So., 21.01.24 | 23:05 Uhr
Das Erste
Schriftsteller Michael Köhlmeier
Berichte mir, Muse, von dem Mann aus Hohenems im österreichischen Vorarlberg! Hier lebt und arbeitet Michael Köhlmeier. Schriftsteller, Mythoman, Rhapsode. In einem Reich voller Märchen, Sagen, Überlieferungen. Berichte mir, von diesem Menschen, der mit dem Erzählen eine Schicksalsgemeinschaft führt.
Der Beginn des sowjetischen Totalitarismus
"Ich war das Lieblingsobjekt aller Erzählenden in unserer Familie", sagt Michael Köhlmeier. "Die haben alle mir erzählen wollen. Meine Großmutter hat sich das Heimweh von der Seele erzählt. Meine Mutter hat sich das Heimweh von der Seele erzählt. Jeden Nachmittag hat man in der Küche die Vorhänge zugezogen. Und dann saß ich mit meiner Großmutter und meiner Mutter da und sie haben so getan, als ob sie in Coburg wären. Wir waren wirklich eine erzählsüchtige Familie. Die waren böse auf mich, wenn ich gesagt habe, ich will jetzt nicht zuhören."
Sein neues Buch führt nach Russland, in die zwanziger Jahre des vergangenen Jahrhunderts. Das junge Sowjetregime beginnt mit den "Säuberungen". Präventiv will Leo Trotzki Teile der Intelligenzija des Landes verweisen. Sogenannte Philosophenschiffe deportieren kluge Köpfe wie den Religionsphilosoph Nikolai Berdjajew nach Europa. So beginnt der Totalitarismus.
Der Intellektuelle als Feindbild
"Bei all diesen umstürzlerischen Tendenzen kann man feststellen, auch in der Vergangenheit, dass eines der Feindbilder, die immer auftaucht, der Intellektuelle ist. Und Trotzki hat das ja charmant, sage ich mal unter Anführungszeichen, vor der internationalen Presse gesagt: 'Irgendwann werden sie sich gegen uns stellen. Und dann werden wir sie erschießen müssen. Bitte nehmt das als ein Beispiel von Humanität, dass wir sie nur ausweisen.' Hätte er gleich selber mitgehen sollen."
Sankt Petersburg. Ein letztes Philosophenschiff fährt aus. Darauf eine letzte Handvoll Ausgewiesener, unsicher, ob sie die Gnade des Exils oder der Tod auf hoher See erwartet. Mit an Bord ein geheimer Passagier: Lenin. "Wenn Quentin Tarantino Adolf Hitler in einem Pariser Kino sterben lassen darf, dann darf ich auch den Lenin auf einem Schiff sterben lassen", sagt Köhlmeier.

◇ ◇ ◇

▸ ZU ERLEDIGEN
[A] Fasse den Seitenauszug über Michael Köhlmeier in zwei Sätzen zusammen.
[B] Greif den Seitenauszug über Michael Köhlmeier nach seinem letzten Satz auf und schreib ihn bitte weiter.
Die Zeilen spielen hierfür keine Rolle.

▸ Auflistung von Bereichen und Beschriftungen
◇ ◇ ◇

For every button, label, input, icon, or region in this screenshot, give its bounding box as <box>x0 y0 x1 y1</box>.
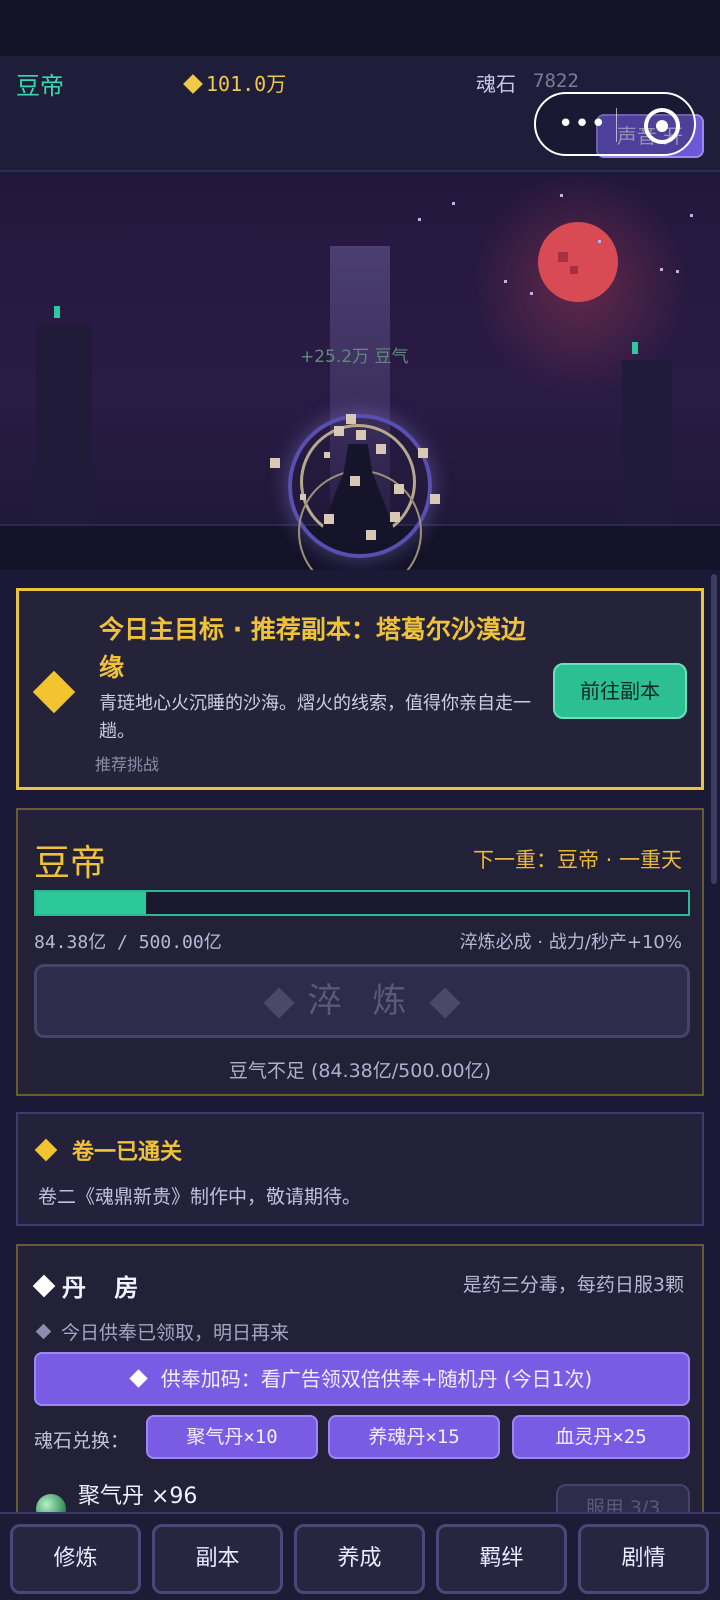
cultivator-avatar[interactable] <box>270 394 450 570</box>
quest-hint: 推荐挑战 <box>95 755 160 774</box>
realm-card: 豆帝 下一重：豆帝 · 一重天 84.38亿 / 500.00亿 淬炼必成 · … <box>16 808 704 1096</box>
soul-stone-value: 7822 <box>533 70 579 92</box>
realm-name: 豆帝 <box>34 843 107 884</box>
status-bar <box>0 0 720 56</box>
volume-title: 卷一已通关 <box>72 1140 183 1165</box>
quest-description: 青琏地心火沉睡的沙海。熠火的线索，值得你亲自走一趟。 <box>99 693 531 742</box>
nav-dungeon[interactable]: 副本 <box>152 1524 283 1594</box>
alchemy-title: 丹 房 <box>32 1268 149 1303</box>
nav-develop[interactable]: 养成 <box>294 1524 425 1594</box>
left-tower <box>36 306 92 524</box>
realm-progress-bar <box>34 890 690 916</box>
beans-value: 101.0万 <box>206 72 287 96</box>
soul-stone-label: 魂石 <box>476 72 516 96</box>
volume-description: 卷二《魂鼎新贵》制作中，敬请期待。 <box>38 1186 362 1208</box>
pill-name: 聚气丹 ×96 <box>78 1484 198 1509</box>
offering-status-text: 今日供奉已领取，明日再来 <box>61 1322 290 1344</box>
refine-button[interactable]: 淬 炼 <box>34 964 690 1038</box>
refine-right-diamond-icon <box>429 986 461 1019</box>
realm-progress-fill <box>36 892 147 914</box>
alchemy-room-card: 丹 房 是药三分毒，每药日服3颗 今日供奉已领取，明日再来 供奉加码：看广告领双… <box>16 1244 704 1532</box>
exchange-label: 魂石兑换： <box>34 1430 130 1452</box>
volume-cleared-card: 卷一已通关 卷二《魂鼎新贵》制作中，敬请期待。 <box>16 1112 704 1226</box>
quest-title: 今日主目标 · 推荐副本：塔葛尔沙漠边缘 <box>99 615 526 682</box>
quest-diamond-icon <box>32 670 76 714</box>
realm-bonus-text: 淬炼必成 · 战力/秒产+10% <box>459 932 682 953</box>
more-icon[interactable]: ••• <box>558 111 607 137</box>
offering-status: 今日供奉已领取，明日再来 <box>35 1318 290 1345</box>
beans-counter: 101.0万 <box>183 68 287 97</box>
mini-program-capsule[interactable]: ••• <box>534 92 696 156</box>
alchemy-diamond-icon <box>32 1274 56 1298</box>
status-diamond-icon <box>35 1323 52 1340</box>
ad-bonus-button[interactable]: 供奉加码：看广告领双倍供奉+随机丹 (今日1次) <box>34 1352 690 1406</box>
close-target-icon[interactable] <box>644 108 680 144</box>
capsule-divider <box>616 108 617 142</box>
insufficient-text: 豆气不足 (84.38亿/500.00亿) <box>228 1060 492 1082</box>
gain-text: +25.2万 豆气 <box>300 347 409 367</box>
ad-diamond-icon <box>129 1369 148 1388</box>
volume-diamond-icon <box>34 1138 58 1162</box>
scrollbar[interactable] <box>711 574 717 884</box>
refine-left-diamond-icon <box>263 986 295 1019</box>
go-dungeon-button[interactable]: 前往副本 <box>553 663 687 719</box>
player-name: 豆帝 <box>16 72 64 100</box>
nav-bond[interactable]: 羁绊 <box>436 1524 567 1594</box>
alchemy-tip: 是药三分毒，每药日服3颗 <box>462 1274 684 1296</box>
bottom-nav: 修炼 副本 养成 羁绊 剧情 <box>0 1512 720 1600</box>
exchange-button-xueling[interactable]: 血灵丹×25 <box>512 1415 690 1459</box>
refine-button-label: 淬 炼 <box>307 981 417 1021</box>
right-tower <box>622 342 672 530</box>
exchange-button-juqi[interactable]: 聚气丹×10 <box>146 1415 318 1459</box>
nav-story[interactable]: 剧情 <box>578 1524 709 1594</box>
daily-quest-card: 今日主目标 · 推荐副本：塔葛尔沙漠边缘 青琏地心火沉睡的沙海。熠火的线索，值得… <box>16 588 704 790</box>
alchemy-title-text: 丹 房 <box>62 1274 149 1302</box>
next-realm-label: 下一重：豆帝 · 一重天 <box>472 848 682 872</box>
ad-bonus-label: 供奉加码：看广告领双倍供奉+随机丹 (今日1次) <box>160 1367 593 1391</box>
blood-moon <box>538 222 618 302</box>
diamond-icon <box>183 74 203 94</box>
nav-cultivate[interactable]: 修炼 <box>10 1524 141 1594</box>
cultivation-scene: +25.2万 豆气 <box>0 174 720 570</box>
realm-progress-text: 84.38亿 / 500.00亿 <box>34 932 222 953</box>
exchange-button-yanghun[interactable]: 养魂丹×15 <box>328 1415 500 1459</box>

◇ ◇ ◇

▸ ERWARTETE ERGEBNISSE
[A] Der Schriftsteller Michael Köhlmeier lebt und arbeitet in Hohenems im österreichischen Vorarlberg und beschreibt seine Familie, in der Großmutter und Mutter sich das Heimweh von der Seele erzählten, als erzählsüchtig. Sein neues Buch führt ins Russland der zwanziger Jahre, wo das junge Sowjetregime Intellektuelle auf sogenannten Philosophenschiffen auswies, und auf dem letzten dieser Schiffe reist Lenin als geheimer Passagier mit.

[B]
Der Mythos als Katalog an Präzedenzfällen
Bekannt wurde Michael Köhlmeier als Sagenerzähler. Die Antike aus dem Stegreif, aus der Hüfte gesprochen, ohne didaktisch am Urtext zu klammern. Seine Liebe für den Mythos ist dabei nicht auf Homer und die Gebrüder Grimm beschränkt. Denn diese Archetypen menschlicher Emotionen ziehen sich wie ein roter Faden durch die Menschheitsgeschichte. Kein Abgrund bleibt im Mythos unergründet.
"Der griechische Mythos, auch die Mythen, die uns in der Bibel erzählt werden: Da sind unsere modernen Verhaltensweisen symbolisch vorgebildet. Das Schlimmste, was dir passieren kann im Leben ist, wenn du sagst, was mir jetzt passiert, da gibt es kein Vorbild. Du bist der Erste, der das tut. Du bist der Erste, dem das zustößt. Eine solche Einsamkeit ist kaum vorstellbar. Im Prinzip ist der Mythos und da fasse ich jetzt all diese Quellen zusammen ein riesengroßer Katalog an Präzedenzfällen."
Köhlmeier blickt auf die korrumpierende Macht
Beim Schreiben ist Köhlmeier nie allein. Seine Ehefrau ist Monika Helfer, selbst Schriftstellerin. Sie liebt die Autofiktion, schreibt über Familie. Er kreist gerne um die großen Umwälzungen der Menschheitsgeschichte. Kein Konkurrenzverhältnis, sondern eines, das sich ergänzt.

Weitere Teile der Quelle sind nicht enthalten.